■ **Written exercise**
Your task is to print all of the data word for word.

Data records
((

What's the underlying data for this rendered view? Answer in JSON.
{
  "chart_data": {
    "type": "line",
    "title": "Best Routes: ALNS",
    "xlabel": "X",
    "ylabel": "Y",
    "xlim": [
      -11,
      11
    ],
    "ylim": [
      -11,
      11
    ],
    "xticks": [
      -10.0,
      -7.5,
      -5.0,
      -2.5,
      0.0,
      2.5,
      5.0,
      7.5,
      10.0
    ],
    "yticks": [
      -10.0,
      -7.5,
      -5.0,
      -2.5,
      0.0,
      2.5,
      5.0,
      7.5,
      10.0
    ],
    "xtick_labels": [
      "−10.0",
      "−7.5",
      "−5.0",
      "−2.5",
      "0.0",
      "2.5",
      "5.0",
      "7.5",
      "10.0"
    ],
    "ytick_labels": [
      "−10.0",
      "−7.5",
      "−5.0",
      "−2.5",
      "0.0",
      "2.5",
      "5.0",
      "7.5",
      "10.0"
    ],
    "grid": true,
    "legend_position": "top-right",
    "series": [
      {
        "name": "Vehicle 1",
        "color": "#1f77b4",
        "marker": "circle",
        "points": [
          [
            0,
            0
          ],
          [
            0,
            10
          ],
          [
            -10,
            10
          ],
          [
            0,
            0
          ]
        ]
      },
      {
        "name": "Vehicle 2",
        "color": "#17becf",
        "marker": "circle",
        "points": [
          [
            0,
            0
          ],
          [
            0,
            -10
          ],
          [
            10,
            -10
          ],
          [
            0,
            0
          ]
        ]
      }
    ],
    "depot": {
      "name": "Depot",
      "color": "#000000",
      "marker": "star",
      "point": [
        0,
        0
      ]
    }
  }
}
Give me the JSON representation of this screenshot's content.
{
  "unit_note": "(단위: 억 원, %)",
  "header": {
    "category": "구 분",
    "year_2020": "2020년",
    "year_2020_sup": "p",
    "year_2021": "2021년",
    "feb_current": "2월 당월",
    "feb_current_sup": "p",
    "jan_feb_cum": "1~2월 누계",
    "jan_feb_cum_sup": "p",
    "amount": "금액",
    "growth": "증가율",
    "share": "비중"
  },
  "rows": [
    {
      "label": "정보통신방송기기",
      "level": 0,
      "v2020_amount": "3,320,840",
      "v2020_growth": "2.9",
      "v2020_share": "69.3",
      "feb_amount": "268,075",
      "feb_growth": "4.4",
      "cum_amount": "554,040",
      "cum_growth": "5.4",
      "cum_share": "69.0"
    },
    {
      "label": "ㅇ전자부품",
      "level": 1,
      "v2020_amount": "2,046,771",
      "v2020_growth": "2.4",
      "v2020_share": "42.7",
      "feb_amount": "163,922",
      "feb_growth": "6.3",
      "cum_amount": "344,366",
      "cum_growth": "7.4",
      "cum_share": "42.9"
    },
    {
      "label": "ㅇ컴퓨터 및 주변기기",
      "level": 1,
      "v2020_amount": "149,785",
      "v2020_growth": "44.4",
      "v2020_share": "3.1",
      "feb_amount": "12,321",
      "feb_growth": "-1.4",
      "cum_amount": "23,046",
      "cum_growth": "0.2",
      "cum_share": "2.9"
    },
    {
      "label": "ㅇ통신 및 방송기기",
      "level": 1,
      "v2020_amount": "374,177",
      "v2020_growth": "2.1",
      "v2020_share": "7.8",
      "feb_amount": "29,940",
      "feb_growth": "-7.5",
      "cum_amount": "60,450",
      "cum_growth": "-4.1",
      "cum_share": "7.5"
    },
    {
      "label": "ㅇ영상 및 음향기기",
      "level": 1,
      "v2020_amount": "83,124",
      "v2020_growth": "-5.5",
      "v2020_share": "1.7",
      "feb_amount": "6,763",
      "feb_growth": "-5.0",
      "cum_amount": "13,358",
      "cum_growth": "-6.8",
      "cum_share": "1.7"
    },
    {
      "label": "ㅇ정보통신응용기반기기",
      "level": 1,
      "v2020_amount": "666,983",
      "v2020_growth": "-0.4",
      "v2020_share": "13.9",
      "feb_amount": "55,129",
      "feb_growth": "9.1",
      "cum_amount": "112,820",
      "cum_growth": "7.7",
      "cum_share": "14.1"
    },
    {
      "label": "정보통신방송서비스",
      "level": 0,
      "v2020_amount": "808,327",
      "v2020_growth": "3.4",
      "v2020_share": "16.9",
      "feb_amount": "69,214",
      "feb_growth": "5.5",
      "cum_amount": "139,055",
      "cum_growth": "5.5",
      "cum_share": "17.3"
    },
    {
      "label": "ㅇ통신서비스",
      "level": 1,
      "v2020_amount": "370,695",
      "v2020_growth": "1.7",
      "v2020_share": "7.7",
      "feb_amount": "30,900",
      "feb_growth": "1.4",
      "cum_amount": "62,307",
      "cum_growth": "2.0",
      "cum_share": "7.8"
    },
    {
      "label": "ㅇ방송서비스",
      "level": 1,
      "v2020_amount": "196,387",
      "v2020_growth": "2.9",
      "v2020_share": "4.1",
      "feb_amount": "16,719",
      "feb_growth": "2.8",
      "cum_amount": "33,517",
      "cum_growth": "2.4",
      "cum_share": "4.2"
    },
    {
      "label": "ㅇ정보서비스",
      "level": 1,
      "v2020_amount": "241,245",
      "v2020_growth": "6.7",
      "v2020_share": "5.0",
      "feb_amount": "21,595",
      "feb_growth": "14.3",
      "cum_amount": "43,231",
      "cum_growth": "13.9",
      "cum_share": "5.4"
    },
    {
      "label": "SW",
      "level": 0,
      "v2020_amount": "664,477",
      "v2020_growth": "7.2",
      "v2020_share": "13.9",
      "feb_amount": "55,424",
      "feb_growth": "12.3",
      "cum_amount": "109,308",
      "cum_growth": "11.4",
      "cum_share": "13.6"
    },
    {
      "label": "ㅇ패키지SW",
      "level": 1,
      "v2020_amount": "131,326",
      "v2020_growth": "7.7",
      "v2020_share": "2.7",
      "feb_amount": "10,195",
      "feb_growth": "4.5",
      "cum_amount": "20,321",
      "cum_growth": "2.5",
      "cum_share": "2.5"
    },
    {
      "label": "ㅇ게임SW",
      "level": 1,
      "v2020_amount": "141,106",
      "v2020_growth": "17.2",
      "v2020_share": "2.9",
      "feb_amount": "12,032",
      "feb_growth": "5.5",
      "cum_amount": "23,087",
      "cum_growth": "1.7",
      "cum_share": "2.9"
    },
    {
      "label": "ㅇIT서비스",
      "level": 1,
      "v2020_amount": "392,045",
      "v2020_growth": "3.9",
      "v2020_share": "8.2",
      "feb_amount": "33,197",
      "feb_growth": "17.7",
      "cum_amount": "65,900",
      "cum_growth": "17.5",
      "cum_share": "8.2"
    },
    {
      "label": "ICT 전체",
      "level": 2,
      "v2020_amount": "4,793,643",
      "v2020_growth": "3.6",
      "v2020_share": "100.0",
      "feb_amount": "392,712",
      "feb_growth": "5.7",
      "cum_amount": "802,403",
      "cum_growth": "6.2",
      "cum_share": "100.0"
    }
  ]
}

))

■ **Written reply**
What's the underlying data for this rendered view? Answer in JSON.
{
  "chart_data": {
    "type": "line",
    "title": "Best Routes: ALNS",
    "xlabel": "X",
    "ylabel": "Y",
    "xlim": [
      -11,
      11
    ],
    "ylim": [
      -11,
      11
    ],
    "xticks": [
      -10.0,
      -7.5,
      -5.0,
      -2.5,
      0.0,
      2.5,
      5.0,
      7.5,
      10.0
    ],
    "yticks": [
      -10.0,
      -7.5,
      -5.0,
      -2.5,
      0.0,
      2.5,
      5.0,
      7.5,
      10.0
    ],
    "xtick_labels": [
      "−10.0",
      "−7.5",
      "−5.0",
      "−2.5",
      "0.0",
      "2.5",
      "5.0",
      "7.5",
      "10.0"
    ],
    "ytick_labels": [
      "−10.0",
      "−7.5",
      "−5.0",
      "−2.5",
      "0.0",
      "2.5",
      "5.0",
      "7.5",
      "10.0"
    ],
    "grid": true,
    "legend_position": "top-right",
    "series": [
      {
        "name": "Vehicle 1",
        "color": "#1f77b4",
        "marker": "circle",
        "points": [
          [
            0,
            0
          ],
          [
            0,
            10
          ],
          [
            -10,
            10
          ],
          [
            0,
            0
          ]
        ]
      },
      {
        "name": "Vehicle 2",
        "color": "#17becf",
        "marker": "circle",
        "points": [
          [
            0,
            0
          ],
          [
            0,
            -10
          ],
          [
            10,
            -10
          ],
          [
            0,
            0
          ]
        ]
      }
    ],
    "depot": {
      "name": "Depot",
      "color": "#000000",
      "marker": "star",
      "point": [
        0,
        0
      ]
    }
  }
}
Give me the JSON representation of this screenshot's content.
{
  "unit_note": "(단위: 억 원, %)",
  "header": {
    "category": "구 분",
    "year_2020": "2020년",
    "year_2020_sup": "p",
    "year_2021": "2021년",
    "feb_current": "2월 당월",
    "feb_current_sup": "p",
    "jan_feb_cum": "1~2월 누계",
    "jan_feb_cum_sup": "p",
    "amount": "금액",
    "growth": "증가율",
    "share": "비중"
  },
  "rows": [
    {
      "label": "정보통신방송기기",
      "level": 0,
      "v2020_amount": "3,320,840",
      "v2020_growth": "2.9",
      "v2020_share": "69.3",
      "feb_amount": "268,075",
      "feb_growth": "4.4",
      "cum_amount": "554,040",
      "cum_growth": "5.4",
      "cum_share": "69.0"
    },
    {
      "label": "ㅇ전자부품",
      "level": 1,
      "v2020_amount": "2,046,771",
      "v2020_growth": "2.4",
      "v2020_share": "42.7",
      "feb_amount": "163,922",
      "feb_growth": "6.3",
      "cum_amount": "344,366",
      "cum_growth": "7.4",
      "cum_share": "42.9"
    },
    {
      "label": "ㅇ컴퓨터 및 주변기기",
      "level": 1,
      "v2020_amount": "149,785",
      "v2020_growth": "44.4",
      "v2020_share": "3.1",
      "feb_amount": "12,321",
      "feb_growth": "-1.4",
      "cum_amount": "23,046",
      "cum_growth": "0.2",
      "cum_share": "2.9"
    },
    {
      "label": "ㅇ통신 및 방송기기",
      "level": 1,
      "v2020_amount": "374,177",
      "v2020_growth": "2.1",
      "v2020_share": "7.8",
      "feb_amount": "29,940",
      "feb_growth": "-7.5",
      "cum_amount": "60,450",
      "cum_growth": "-4.1",
      "cum_share": "7.5"
    },
    {
      "label": "ㅇ영상 및 음향기기",
      "level": 1,
      "v2020_amount": "83,124",
      "v2020_growth": "-5.5",
      "v2020_share": "1.7",
      "feb_amount": "6,763",
      "feb_growth": "-5.0",
      "cum_amount": "13,358",
      "cum_growth": "-6.8",
      "cum_share": "1.7"
    },
    {
      "label": "ㅇ정보통신응용기반기기",
      "level": 1,
      "v2020_amount": "666,983",
      "v2020_growth": "-0.4",
      "v2020_share": "13.9",
      "feb_amount": "55,129",
      "feb_growth": "9.1",
      "cum_amount": "112,820",
      "cum_growth": "7.7",
      "cum_share": "14.1"
    },
    {
      "label": "정보통신방송서비스",
      "level": 0,
      "v2020_amount": "808,327",
      "v2020_growth": "3.4",
      "v2020_share": "16.9",
      "feb_amount": "69,214",
      "feb_growth": "5.5",
      "cum_amount": "139,055",
      "cum_growth": "5.5",
      "cum_share": "17.3"
    },
    {
      "label": "ㅇ통신서비스",
      "level": 1,
      "v2020_amount": "370,695",
      "v2020_growth": "1.7",
      "v2020_share": "7.7",
      "feb_amount": "30,900",
      "feb_growth": "1.4",
      "cum_amount": "62,307",
      "cum_growth": "2.0",
      "cum_share": "7.8"
    },
    {
      "label": "ㅇ방송서비스",
      "level": 1,
      "v2020_amount": "196,387",
      "v2020_growth": "2.9",
      "v2020_share": "4.1",
      "feb_amount": "16,719",
      "feb_growth": "2.8",
      "cum_amount": "33,517",
      "cum_growth": "2.4",
      "cum_share": "4.2"
    },
    {
      "label": "ㅇ정보서비스",
      "level": 1,
      "v2020_amount": "241,245",
      "v2020_growth": "6.7",
      "v2020_share": "5.0",
      "feb_amount": "21,595",
      "feb_growth": "14.3",
      "cum_amount": "43,231",
      "cum_growth": "13.9",
      "cum_share": "5.4"
    },
    {
      "label": "SW",
      "level": 0,
      "v2020_amount": "664,477",
      "v2020_growth": "7.2",
      "v2020_share": "13.9",
      "feb_amount": "55,424",
      "feb_growth": "12.3",
      "cum_amount": "109,308",
      "cum_growth": "11.4",
      "cum_share": "13.6"
    },
    {
      "label": "ㅇ패키지SW",
      "level": 1,
      "v2020_amount": "131,326",
      "v2020_growth": "7.7",
      "v2020_share": "2.7",
      "feb_amount": "10,195",
      "feb_growth": "4.5",
      "cum_amount": "20,321",
      "cum_growth": "2.5",
      "cum_share": "2.5"
    },
    {
      "label": "ㅇ게임SW",
      "level": 1,
      "v2020_amount": "141,106",
      "v2020_growth": "17.2",
      "v2020_share": "2.9",
      "feb_amount": "12,032",
      "feb_growth": "5.5",
      "cum_amount": "23,087",
      "cum_growth": "1.7",
      "cum_share": "2.9"
    },
    {
      "label": "ㅇIT서비스",
      "level": 1,
      "v2020_amount": "392,045",
      "v2020_growth": "3.9",
      "v2020_share": "8.2",
      "feb_amount": "33,197",
      "feb_growth": "17.7",
      "cum_amount": "65,900",
      "cum_growth": "17.5",
      "cum_share": "8.2"
    },
    {
      "label": "ICT 전체",
      "level": 2,
      "v2020_amount": "4,793,643",
      "v2020_growth": "3.6",
      "v2020_share": "100.0",
      "feb_amount": "392,712",
      "feb_growth": "5.7",
      "cum_amount": "802,403",
      "cum_growth": "6.2",
      "cum_share": "100.0"
    }
  ]
}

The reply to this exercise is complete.